— Brief —
Your reply should be one number: the count of lines holding the word "color".

===== Input data

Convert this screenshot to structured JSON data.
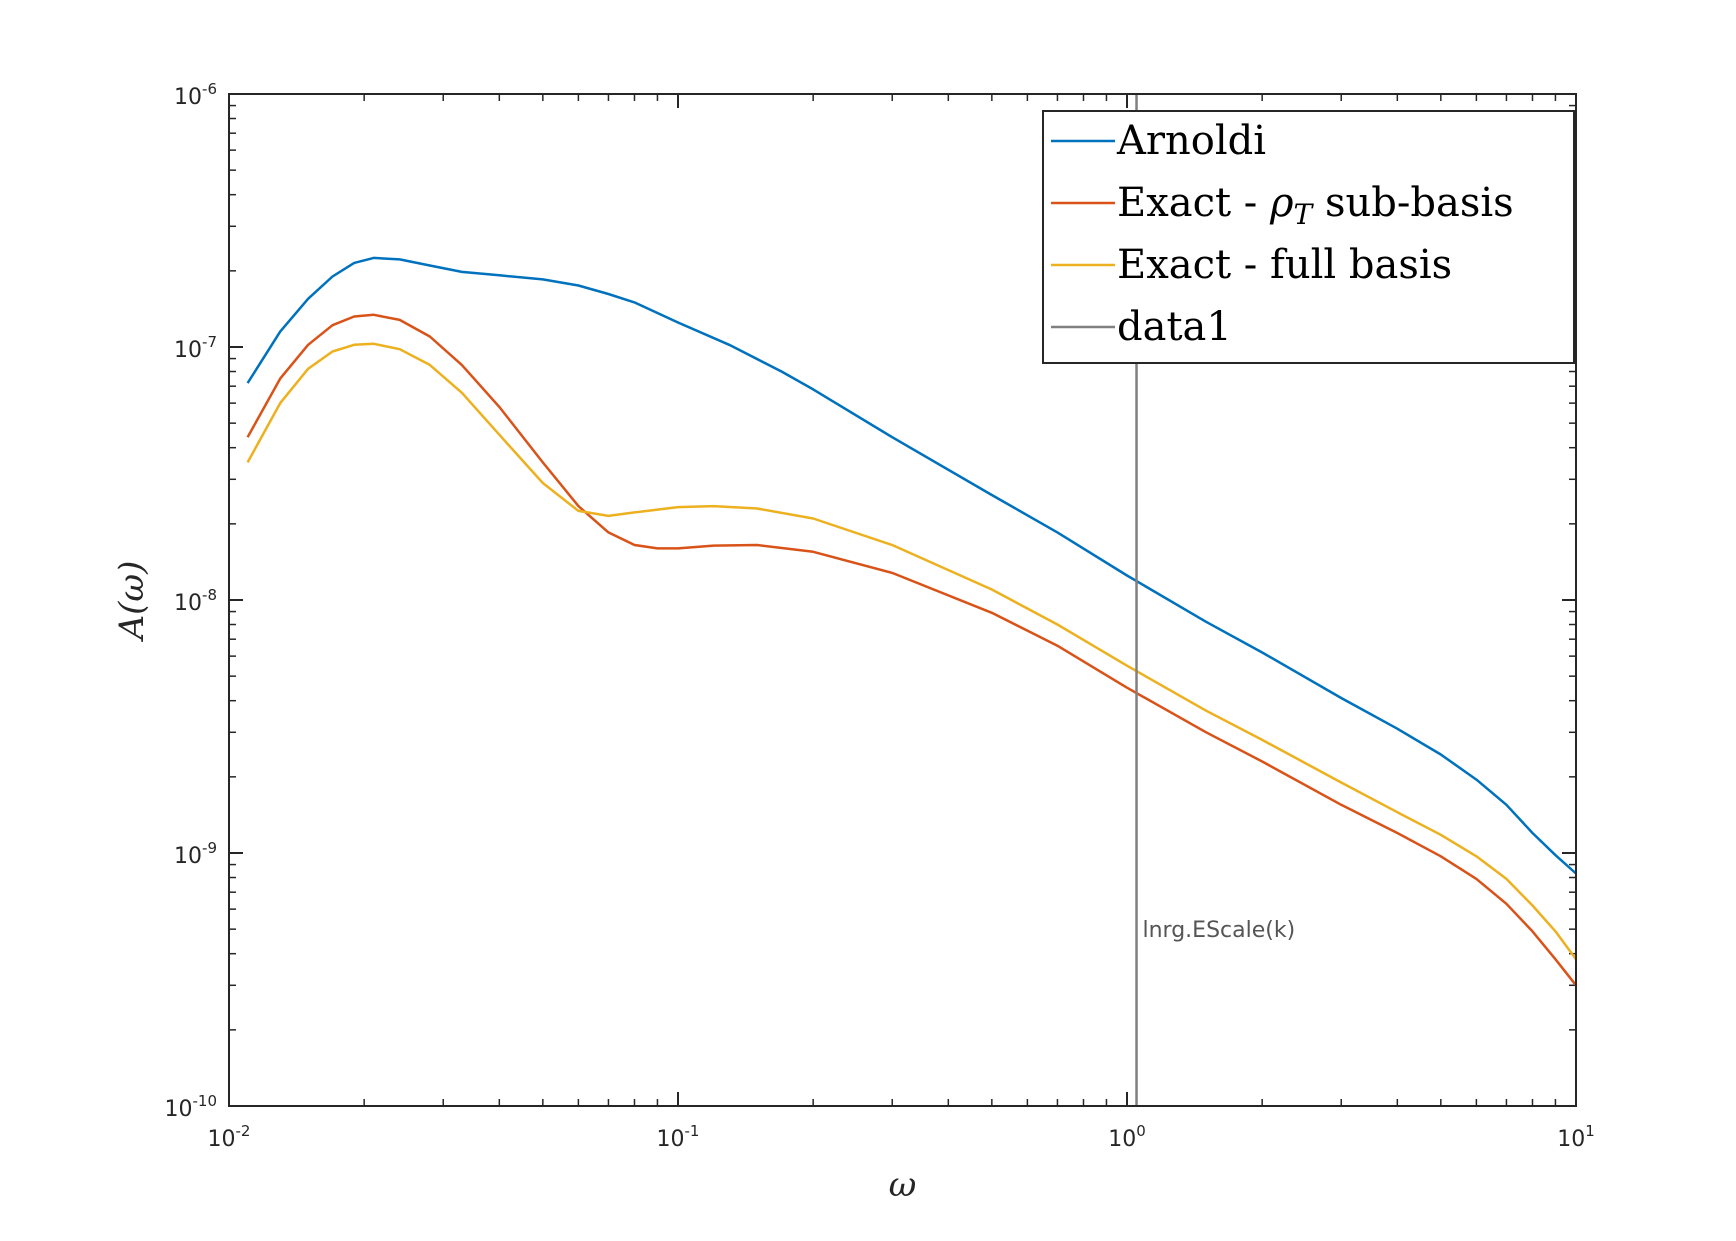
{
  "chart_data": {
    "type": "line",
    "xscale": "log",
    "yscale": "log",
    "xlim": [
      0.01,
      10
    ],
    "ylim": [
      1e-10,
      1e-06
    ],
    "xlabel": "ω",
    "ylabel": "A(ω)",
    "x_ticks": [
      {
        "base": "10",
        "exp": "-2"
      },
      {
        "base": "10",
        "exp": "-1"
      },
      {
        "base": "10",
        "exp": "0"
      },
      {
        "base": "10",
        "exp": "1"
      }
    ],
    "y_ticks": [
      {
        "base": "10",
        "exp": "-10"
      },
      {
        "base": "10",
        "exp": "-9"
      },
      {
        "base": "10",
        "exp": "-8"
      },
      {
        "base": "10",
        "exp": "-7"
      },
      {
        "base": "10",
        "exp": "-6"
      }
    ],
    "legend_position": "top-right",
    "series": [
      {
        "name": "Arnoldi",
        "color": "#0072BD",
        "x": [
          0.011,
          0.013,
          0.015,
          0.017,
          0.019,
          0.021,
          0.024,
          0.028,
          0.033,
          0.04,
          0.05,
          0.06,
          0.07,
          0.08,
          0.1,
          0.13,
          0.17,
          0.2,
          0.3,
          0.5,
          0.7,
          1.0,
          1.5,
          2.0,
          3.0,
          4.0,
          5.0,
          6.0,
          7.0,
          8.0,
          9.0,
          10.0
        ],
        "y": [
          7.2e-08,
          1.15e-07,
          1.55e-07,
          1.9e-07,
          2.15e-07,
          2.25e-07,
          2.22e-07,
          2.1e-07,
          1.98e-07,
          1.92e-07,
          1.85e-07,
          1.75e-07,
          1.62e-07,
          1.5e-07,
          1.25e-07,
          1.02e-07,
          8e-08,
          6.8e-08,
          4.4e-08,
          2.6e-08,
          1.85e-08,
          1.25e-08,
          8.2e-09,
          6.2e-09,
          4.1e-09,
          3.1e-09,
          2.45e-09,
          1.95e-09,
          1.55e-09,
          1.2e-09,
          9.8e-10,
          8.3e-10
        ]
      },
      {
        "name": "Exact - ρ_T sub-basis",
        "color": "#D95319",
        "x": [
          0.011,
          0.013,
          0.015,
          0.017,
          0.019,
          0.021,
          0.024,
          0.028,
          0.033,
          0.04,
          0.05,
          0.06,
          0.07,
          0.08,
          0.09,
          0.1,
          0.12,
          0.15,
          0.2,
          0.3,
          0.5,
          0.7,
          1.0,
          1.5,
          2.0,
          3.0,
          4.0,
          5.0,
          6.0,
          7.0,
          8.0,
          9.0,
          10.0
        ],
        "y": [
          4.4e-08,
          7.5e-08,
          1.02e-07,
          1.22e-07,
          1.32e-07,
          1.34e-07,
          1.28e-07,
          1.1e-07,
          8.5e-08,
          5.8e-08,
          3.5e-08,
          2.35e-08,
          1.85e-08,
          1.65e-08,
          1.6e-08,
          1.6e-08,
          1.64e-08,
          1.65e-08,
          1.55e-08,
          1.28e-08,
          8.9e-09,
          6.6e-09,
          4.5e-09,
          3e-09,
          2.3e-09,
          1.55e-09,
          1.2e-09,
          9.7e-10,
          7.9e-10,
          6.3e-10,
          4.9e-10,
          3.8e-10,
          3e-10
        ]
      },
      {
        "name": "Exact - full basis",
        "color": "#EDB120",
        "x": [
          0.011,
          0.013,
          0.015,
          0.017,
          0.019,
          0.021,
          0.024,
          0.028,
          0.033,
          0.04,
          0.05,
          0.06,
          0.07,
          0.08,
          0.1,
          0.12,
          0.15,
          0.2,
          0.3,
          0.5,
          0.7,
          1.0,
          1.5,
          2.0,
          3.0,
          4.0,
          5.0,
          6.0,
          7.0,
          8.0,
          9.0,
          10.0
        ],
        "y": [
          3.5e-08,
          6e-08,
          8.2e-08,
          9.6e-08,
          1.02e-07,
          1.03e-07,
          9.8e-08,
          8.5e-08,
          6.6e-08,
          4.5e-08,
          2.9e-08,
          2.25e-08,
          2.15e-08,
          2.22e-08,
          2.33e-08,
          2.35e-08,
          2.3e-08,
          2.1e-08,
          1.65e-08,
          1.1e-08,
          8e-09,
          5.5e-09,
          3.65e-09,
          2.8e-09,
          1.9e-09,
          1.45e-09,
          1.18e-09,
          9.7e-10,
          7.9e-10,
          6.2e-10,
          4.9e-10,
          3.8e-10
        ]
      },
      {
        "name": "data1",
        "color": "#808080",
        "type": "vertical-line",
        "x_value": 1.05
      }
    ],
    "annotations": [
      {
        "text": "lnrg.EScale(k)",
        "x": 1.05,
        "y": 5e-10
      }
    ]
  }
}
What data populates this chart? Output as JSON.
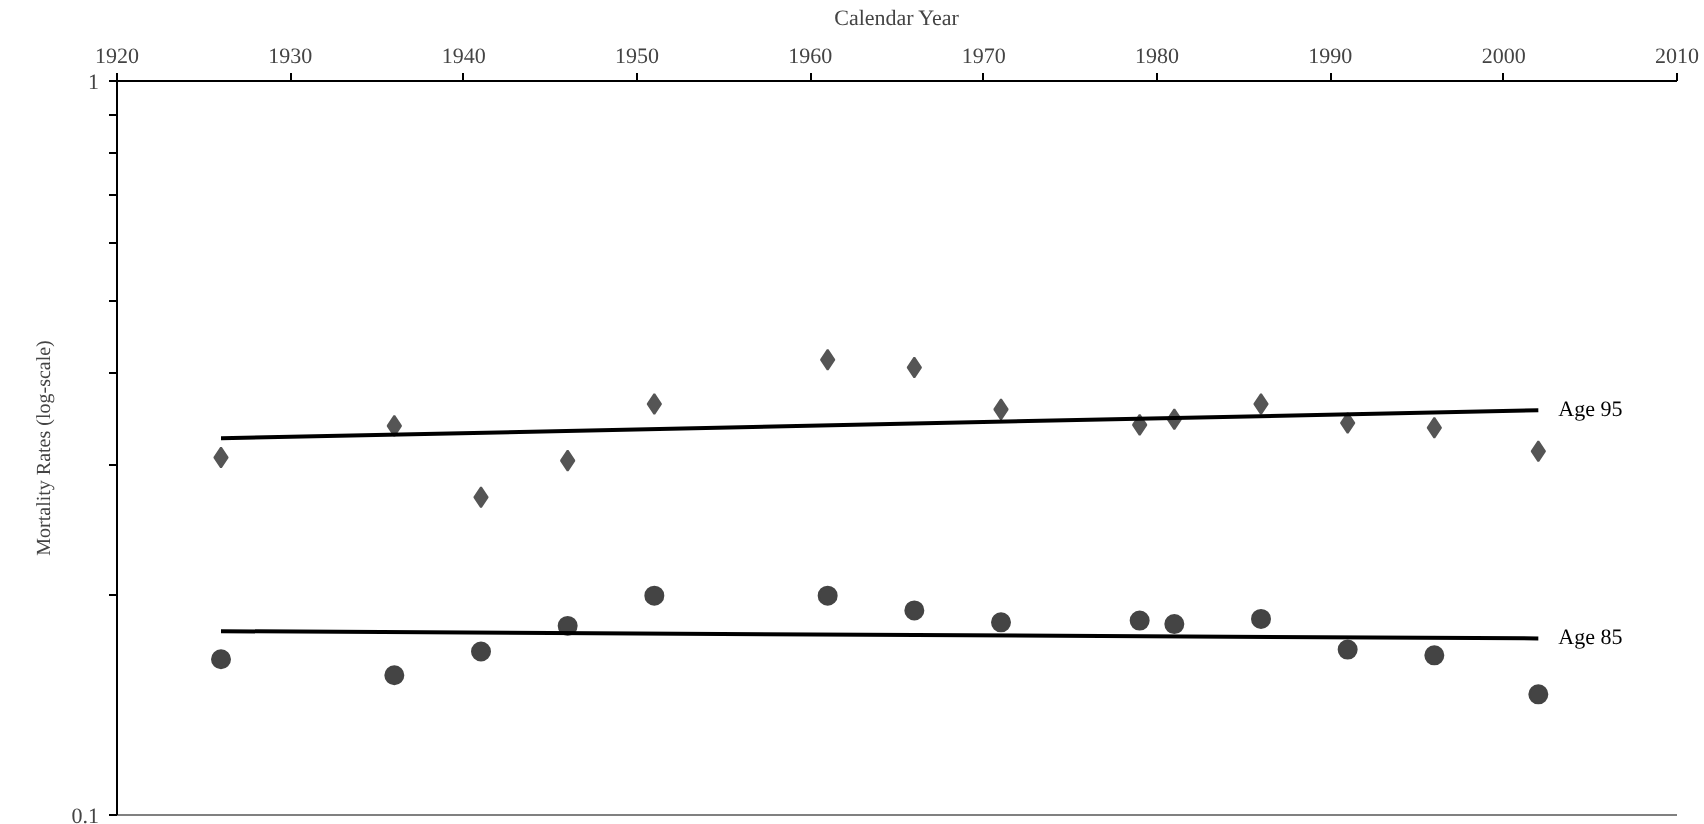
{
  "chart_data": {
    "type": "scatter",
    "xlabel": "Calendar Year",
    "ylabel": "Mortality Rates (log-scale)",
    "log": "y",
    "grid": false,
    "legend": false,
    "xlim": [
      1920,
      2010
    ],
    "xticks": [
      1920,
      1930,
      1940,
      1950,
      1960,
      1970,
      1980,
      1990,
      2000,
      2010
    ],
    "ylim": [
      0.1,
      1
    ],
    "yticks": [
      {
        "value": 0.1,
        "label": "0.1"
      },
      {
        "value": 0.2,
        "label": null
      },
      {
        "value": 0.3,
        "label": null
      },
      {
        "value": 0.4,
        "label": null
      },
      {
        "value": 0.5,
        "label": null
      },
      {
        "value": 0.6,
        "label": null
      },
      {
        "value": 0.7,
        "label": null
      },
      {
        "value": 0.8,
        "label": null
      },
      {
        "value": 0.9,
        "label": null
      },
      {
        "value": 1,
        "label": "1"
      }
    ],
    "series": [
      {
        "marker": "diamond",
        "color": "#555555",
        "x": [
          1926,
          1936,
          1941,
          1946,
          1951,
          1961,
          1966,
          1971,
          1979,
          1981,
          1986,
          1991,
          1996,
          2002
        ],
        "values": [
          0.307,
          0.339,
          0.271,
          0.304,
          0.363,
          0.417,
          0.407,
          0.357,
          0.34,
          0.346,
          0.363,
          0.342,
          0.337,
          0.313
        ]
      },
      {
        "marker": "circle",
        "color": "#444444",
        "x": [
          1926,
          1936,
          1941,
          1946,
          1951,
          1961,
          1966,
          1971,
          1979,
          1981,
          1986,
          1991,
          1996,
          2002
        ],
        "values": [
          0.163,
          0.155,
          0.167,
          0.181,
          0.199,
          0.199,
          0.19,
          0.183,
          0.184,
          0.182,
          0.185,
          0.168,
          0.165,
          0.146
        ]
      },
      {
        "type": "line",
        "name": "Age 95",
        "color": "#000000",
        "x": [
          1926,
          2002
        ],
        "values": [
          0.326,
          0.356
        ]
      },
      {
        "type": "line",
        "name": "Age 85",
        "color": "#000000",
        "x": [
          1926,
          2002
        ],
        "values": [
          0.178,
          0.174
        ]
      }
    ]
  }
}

==========

— Output for this exercise —
8